→ What the exercise asks:
Below, find each line holding "this" and state how many there are, using the number alone.

→ Material provided:
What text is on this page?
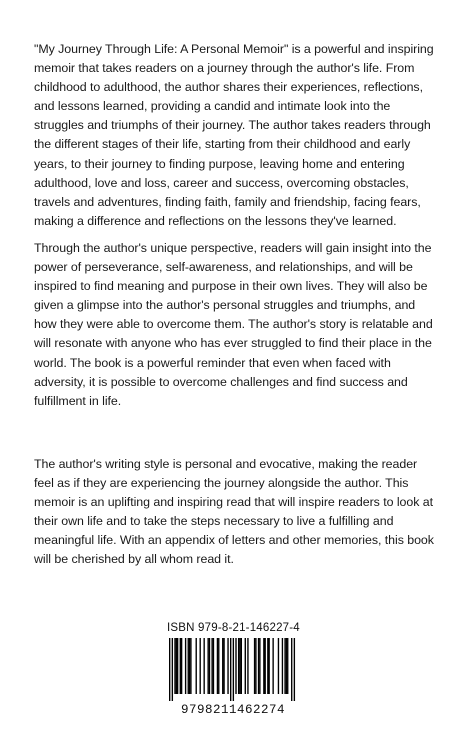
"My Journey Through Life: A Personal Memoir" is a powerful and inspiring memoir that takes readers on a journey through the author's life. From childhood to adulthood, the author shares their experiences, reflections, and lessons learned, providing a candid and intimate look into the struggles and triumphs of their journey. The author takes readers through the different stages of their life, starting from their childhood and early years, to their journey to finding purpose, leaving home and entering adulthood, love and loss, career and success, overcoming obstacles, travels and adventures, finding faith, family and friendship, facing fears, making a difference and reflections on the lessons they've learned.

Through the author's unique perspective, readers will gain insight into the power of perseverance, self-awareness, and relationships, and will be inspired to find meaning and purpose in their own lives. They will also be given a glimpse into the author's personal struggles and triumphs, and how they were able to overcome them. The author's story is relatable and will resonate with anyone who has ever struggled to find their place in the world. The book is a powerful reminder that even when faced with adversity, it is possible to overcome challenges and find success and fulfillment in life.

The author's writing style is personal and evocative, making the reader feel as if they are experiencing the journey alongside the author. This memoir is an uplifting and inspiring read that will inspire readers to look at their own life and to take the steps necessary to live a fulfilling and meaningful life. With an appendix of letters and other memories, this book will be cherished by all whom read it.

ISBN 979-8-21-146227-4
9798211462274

→ Correct response:
2